▶ [AIM]: Render the listing from the line with "Output each element" to the line with "month-title: January 2021 [281,415,623,469]" as a two-column CSV with the headers instruction and response. Write one row per request, put its text and its answer each in a single quoted field with line breaks replaced by spaces, and omit the pictures.

▶ [AVAILABLE RECORDS]:
## Begin
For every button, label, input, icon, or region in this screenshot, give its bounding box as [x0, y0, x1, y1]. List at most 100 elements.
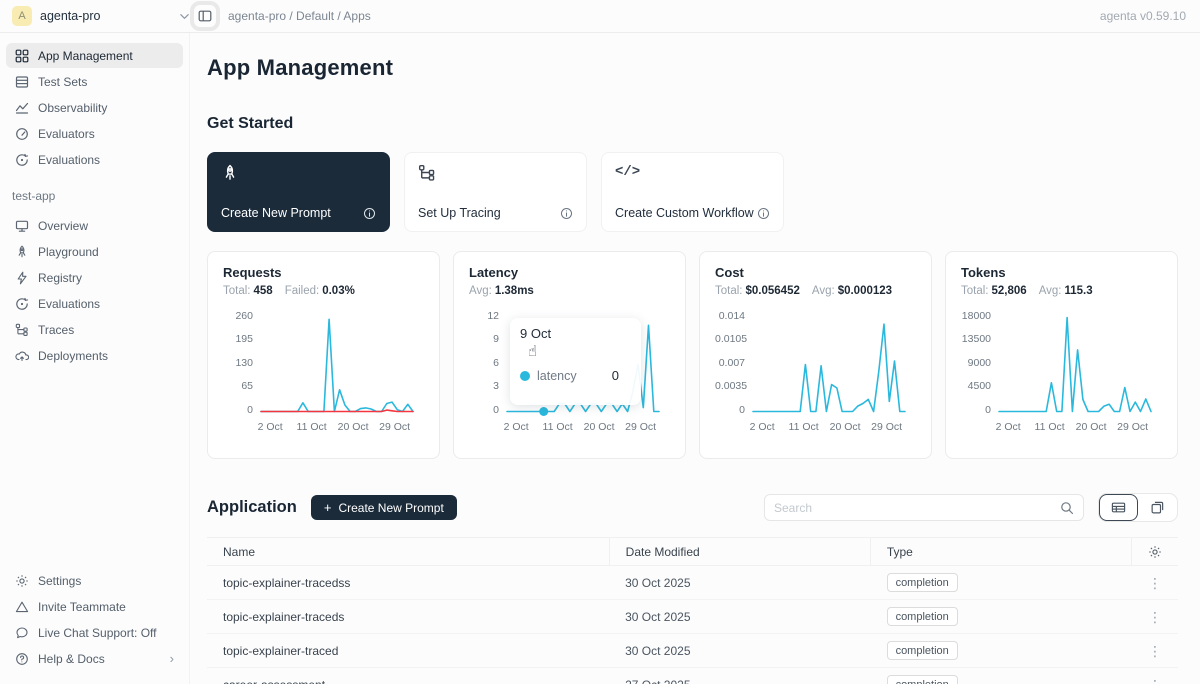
## End
## Begin
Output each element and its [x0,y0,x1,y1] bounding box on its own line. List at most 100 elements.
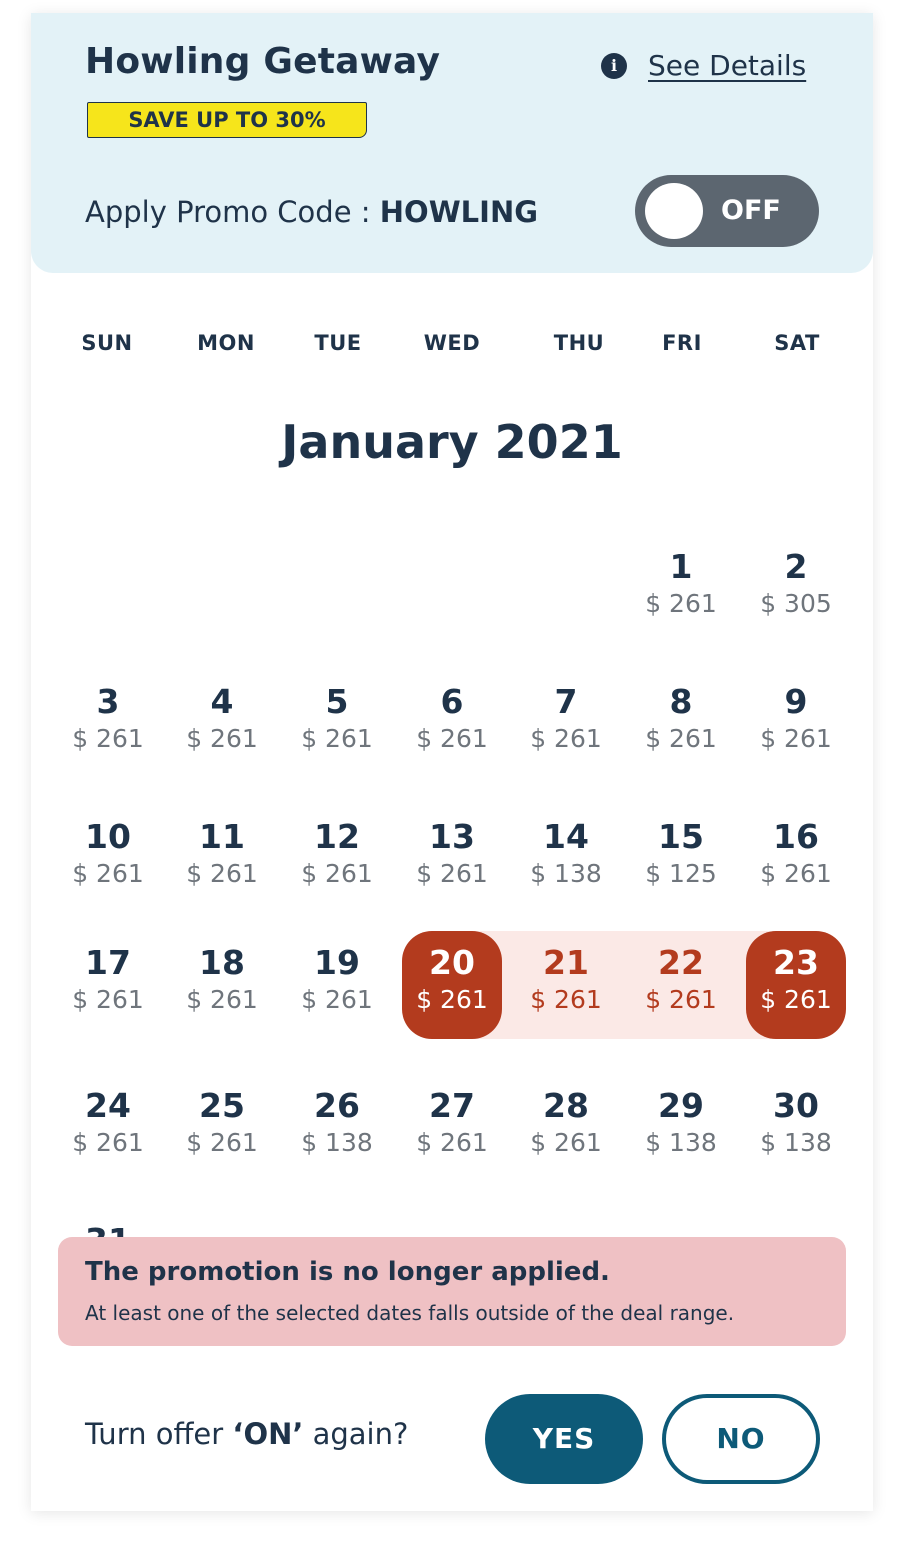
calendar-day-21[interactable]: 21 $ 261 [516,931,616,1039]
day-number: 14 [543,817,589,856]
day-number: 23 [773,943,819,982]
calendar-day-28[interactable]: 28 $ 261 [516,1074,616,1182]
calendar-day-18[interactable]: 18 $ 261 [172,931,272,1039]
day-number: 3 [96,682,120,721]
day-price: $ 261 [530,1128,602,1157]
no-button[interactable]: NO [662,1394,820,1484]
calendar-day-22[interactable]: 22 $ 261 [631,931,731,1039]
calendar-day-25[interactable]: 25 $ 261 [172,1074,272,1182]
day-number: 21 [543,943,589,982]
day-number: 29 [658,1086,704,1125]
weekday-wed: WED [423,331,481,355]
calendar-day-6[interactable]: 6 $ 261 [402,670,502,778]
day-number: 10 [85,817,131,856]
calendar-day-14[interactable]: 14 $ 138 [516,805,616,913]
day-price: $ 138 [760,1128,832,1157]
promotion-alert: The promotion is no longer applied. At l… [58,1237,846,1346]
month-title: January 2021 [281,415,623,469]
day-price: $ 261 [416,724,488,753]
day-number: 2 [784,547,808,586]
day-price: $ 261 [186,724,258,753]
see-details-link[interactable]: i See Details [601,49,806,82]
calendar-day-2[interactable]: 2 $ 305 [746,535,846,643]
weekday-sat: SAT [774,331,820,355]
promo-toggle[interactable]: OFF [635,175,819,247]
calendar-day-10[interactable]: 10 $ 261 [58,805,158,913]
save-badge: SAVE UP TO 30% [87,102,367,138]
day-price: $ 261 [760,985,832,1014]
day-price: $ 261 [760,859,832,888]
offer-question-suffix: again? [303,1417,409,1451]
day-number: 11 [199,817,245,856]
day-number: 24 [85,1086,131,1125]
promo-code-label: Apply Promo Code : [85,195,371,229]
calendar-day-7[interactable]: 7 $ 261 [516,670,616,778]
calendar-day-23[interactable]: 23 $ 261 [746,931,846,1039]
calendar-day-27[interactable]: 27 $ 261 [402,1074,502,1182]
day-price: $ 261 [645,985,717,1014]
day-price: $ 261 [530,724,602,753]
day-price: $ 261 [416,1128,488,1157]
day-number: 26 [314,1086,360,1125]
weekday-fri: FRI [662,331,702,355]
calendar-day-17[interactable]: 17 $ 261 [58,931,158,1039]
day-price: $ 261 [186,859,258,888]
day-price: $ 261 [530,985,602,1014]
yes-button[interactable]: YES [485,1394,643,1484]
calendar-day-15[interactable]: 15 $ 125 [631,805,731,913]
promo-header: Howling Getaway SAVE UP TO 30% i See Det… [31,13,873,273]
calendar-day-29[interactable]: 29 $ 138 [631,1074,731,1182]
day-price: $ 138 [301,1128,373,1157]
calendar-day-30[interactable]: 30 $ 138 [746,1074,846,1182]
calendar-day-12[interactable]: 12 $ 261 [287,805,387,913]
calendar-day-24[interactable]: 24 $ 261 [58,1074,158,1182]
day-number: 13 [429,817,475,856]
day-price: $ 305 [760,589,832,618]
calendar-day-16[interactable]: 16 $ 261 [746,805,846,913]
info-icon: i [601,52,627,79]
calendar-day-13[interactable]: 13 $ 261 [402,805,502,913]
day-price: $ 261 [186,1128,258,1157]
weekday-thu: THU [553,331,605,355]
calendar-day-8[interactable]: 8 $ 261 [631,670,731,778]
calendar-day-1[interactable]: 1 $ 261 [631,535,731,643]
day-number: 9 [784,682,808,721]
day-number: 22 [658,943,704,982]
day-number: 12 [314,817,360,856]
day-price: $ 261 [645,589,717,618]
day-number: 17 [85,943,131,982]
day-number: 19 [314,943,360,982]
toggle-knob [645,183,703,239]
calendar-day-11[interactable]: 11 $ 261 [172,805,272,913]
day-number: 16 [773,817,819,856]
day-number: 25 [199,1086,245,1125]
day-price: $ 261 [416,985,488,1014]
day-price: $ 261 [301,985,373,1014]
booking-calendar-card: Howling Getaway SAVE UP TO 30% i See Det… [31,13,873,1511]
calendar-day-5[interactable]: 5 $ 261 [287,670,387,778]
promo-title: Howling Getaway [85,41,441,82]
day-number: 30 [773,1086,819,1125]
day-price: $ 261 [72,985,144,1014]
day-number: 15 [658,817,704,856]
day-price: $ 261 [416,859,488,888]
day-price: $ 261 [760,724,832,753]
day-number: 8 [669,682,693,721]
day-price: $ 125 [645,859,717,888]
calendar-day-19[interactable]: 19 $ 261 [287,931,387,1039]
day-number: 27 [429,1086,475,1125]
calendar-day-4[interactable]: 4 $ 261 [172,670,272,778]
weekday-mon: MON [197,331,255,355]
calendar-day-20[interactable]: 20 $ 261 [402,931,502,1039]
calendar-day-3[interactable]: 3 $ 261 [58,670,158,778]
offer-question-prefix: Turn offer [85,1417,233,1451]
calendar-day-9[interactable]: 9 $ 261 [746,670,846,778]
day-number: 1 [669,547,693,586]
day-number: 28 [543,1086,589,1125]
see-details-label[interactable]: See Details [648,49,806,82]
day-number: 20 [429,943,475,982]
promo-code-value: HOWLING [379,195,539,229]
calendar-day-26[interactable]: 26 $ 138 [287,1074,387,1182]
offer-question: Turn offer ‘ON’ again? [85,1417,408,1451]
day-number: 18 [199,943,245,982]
## End
## Begin
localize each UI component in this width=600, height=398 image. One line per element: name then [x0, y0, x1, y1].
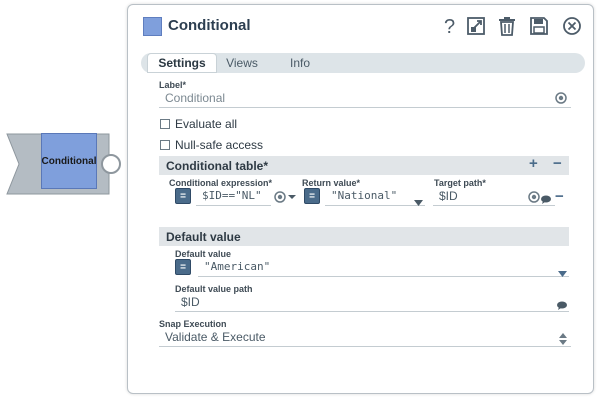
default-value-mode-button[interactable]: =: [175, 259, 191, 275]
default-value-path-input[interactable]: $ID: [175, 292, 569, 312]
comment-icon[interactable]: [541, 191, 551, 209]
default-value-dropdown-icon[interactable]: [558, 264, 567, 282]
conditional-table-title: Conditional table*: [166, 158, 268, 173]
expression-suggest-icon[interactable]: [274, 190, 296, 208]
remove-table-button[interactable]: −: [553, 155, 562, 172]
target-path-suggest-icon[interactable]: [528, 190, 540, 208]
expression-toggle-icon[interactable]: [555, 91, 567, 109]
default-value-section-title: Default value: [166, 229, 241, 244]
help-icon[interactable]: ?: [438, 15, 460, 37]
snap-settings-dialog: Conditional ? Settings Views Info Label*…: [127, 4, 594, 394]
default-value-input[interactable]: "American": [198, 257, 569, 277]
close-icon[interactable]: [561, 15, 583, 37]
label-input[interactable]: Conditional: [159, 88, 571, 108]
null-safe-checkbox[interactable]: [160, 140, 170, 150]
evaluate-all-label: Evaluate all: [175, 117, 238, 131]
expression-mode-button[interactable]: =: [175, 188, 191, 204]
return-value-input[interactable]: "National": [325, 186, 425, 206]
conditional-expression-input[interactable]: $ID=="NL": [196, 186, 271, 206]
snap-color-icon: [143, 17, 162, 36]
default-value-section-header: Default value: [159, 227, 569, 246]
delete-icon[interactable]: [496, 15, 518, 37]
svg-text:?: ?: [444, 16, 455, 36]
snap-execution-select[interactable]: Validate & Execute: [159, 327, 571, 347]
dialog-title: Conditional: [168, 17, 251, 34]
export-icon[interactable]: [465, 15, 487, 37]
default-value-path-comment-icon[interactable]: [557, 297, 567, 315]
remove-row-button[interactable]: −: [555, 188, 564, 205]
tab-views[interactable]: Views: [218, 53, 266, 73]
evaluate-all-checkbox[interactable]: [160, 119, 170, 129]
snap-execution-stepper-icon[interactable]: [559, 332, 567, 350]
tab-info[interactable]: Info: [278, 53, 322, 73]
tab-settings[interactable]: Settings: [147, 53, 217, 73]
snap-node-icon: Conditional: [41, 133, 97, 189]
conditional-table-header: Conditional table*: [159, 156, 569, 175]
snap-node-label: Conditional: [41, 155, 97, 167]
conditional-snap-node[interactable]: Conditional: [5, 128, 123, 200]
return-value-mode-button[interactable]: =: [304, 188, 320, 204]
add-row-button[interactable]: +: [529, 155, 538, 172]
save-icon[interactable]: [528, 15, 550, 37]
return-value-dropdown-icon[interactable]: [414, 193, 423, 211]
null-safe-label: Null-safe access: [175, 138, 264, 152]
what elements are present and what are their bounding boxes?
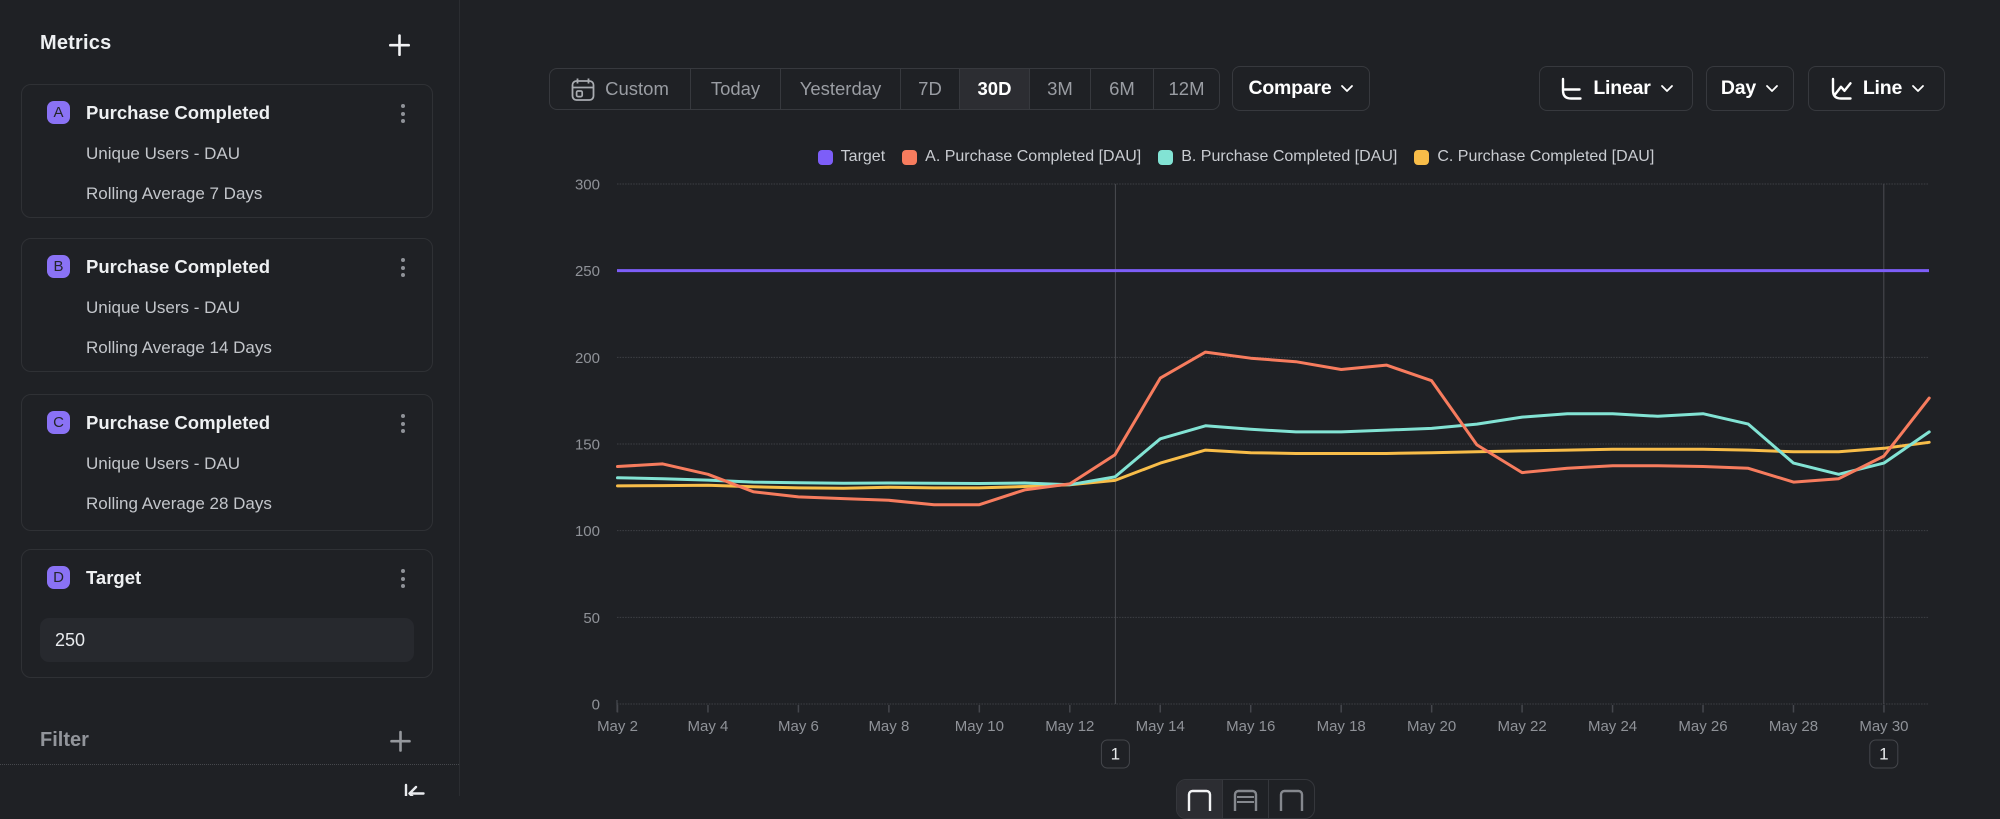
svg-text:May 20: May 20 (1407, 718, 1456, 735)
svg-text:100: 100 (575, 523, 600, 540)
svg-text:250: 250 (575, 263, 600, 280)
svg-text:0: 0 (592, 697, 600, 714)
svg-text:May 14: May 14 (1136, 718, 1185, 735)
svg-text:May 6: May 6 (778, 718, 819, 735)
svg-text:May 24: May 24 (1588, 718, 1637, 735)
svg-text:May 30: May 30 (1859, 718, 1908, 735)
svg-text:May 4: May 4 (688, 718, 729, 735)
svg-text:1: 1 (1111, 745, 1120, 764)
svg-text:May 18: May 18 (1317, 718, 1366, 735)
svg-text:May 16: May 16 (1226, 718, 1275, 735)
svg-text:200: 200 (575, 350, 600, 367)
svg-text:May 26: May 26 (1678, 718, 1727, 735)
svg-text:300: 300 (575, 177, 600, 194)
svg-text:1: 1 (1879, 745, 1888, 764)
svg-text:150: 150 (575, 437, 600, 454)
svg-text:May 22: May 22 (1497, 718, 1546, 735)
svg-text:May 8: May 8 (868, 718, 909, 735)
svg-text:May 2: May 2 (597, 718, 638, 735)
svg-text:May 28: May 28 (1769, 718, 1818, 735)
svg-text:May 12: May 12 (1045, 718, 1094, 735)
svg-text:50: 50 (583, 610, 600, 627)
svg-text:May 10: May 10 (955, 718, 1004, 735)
## End
▶ [RESULT BELOW]:
instruction,response
"Output each element and its [x0,y0,x1,y1] bounding box on its own line. List at most 100 elements.","calendar-day-21[interactable]: 21 $ 261 [516,931,616,1039] day-number: 14 [543,817,589,856] day-number: 23 [773,943,819,982] calendar-day-28[interactable]: 28 $ 261 [516,1074,616,1182] calendar-day-18[interactable]: 18 $ 261 [172,931,272,1039] day-number: 3 [96,682,120,721] day-price: $ 261 [530,1128,602,1157] no-button[interactable]: NO [662,1394,820,1484] calendar-day-22[interactable]: 22 $ 261 [631,931,731,1039] calendar-day-25[interactable]: 25 $ 261 [172,1074,272,1182] day-number: 21 [543,943,589,982] day-number: 29 [658,1086,704,1125] weekday-wed: WED [423,331,481,355] calendar-day-6[interactable]: 6 $ 261 [402,670,502,778] day-number: 10 [85,817,131,856] calendar-day-14[interactable]: 14 $ 138 [516,805,616,913] day-price: $ 138 [760,1128,832,1157] promotion-alert: The promotion is no longer applied. At l… [58,1237,846,1346] month-title: January 2021 [281,415,623,469]"